▶ **TASK TO CARRY OUT**
Gather all lines in the data that hold the string "numeru".

▶ **DATA EXTRACT**
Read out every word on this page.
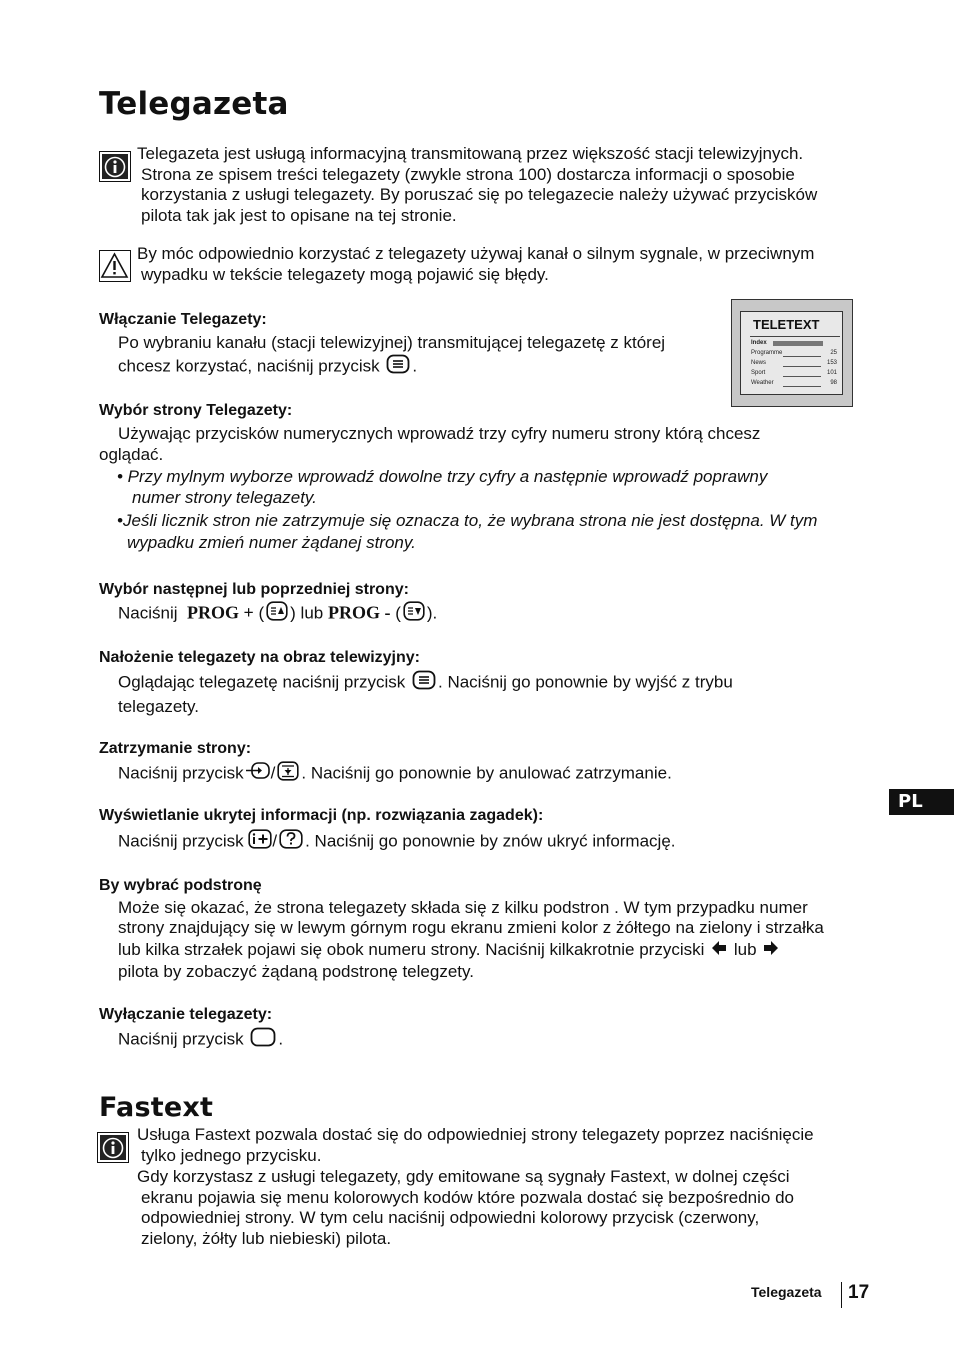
Telegazeta

Telegazeta jest usługą informacyjną transmitowaną przez większość stacji telewizyjnych.

Strona ze spisem treści telegazety (zwykle strona 100) dostarcza informacji o sposobie

korzystania z usługi telegazety. By poruszać się po telegazecie należy używać przycisków

pilota tak jak jest to opisane na tej stronie.

By móc odpowiednio korzystać z telegazety używaj kanał o silnym sygnale, w przeciwnym

wypadku w tekście telegazety mogą pojawić się błędy.

TELETEXT
Index
Programme	25
News	153
Sport	101
Weather	98
Włączanie Telegazety:

Po wybraniu kanału (stacji telewizyjnej) transmitującej telegazetę z której

chcesz korzystać, naciśnij przycisk .

Wybór strony Telegazety:

Używając przycisków numerycznych wprowadź trzy cyfry numeru strony którą chcesz

oglądać.

• Przy mylnym wyborze wprowadź dowolne trzy cyfry a następnie wprowadź poprawny

numer strony telegazety.

•Jeśli licznik stron nie zatrzymuje się oznacza to, że wybrana strona nie jest dostępna. W tym

wypadku zmień numer żądanej strony.

Wybór następnej lub poprzedniej strony:

Naciśnij PROG + ( ) lub PROG - ( ).

Nałożenie telegazety na obraz telewizyjny:

Oglądając telegazetę naciśnij przycisk . Naciśnij go ponownie by wyjść z trybu

telegazety.

Zatrzymanie strony:

Naciśnij przycisk / . Naciśnij go ponownie by anulować zatrzymanie.

Wyświetlanie ukrytej informacji (np. rozwiązania zagadek):

Naciśnij przycisk / . Naciśnij go ponownie by znów ukryć informację.

By wybrać podstronę

Może się okazać, że strona telegazety składa się z kilku podstron . W tym przypadku numer

strony znajdujący się w lewym górnym rogu ekranu zmieni kolor z żółtego na zielony i strzałka

lub kilka strzałek pojawi się obok numeru strony. Naciśnij kilkakrotnie przyciski lub

pilota by zobaczyć żądaną podstronę telegzety.

Wyłączanie telegazety:

Naciśnij przycisk .

Fastext

Usługa Fastext pozwala dostać się do odpowiedniej strony telegazety poprzez naciśnięcie

tylko jednego przycisku.

Gdy korzystasz z usługi telegazety, gdy emitowane są sygnały Fastext, w dolnej części

ekranu pojawia się menu kolorowych kodów które pozwala dostać się bezpośrednio do

odpowiedniej strony. W tym celu naciśnij odpowiedni kolorowy przycisk (czerwony,

zielony, żółty lub niebieski) pilota.

PL
Telegazeta 17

▶ **EXPECTED ANSWER**
Używając przycisków numerycznych wprowadź trzy cyfry numeru strony którą chcesz
lub kilka strzałek pojawi się obok numeru strony. Naciśnij kilkakrotnie przyciski lub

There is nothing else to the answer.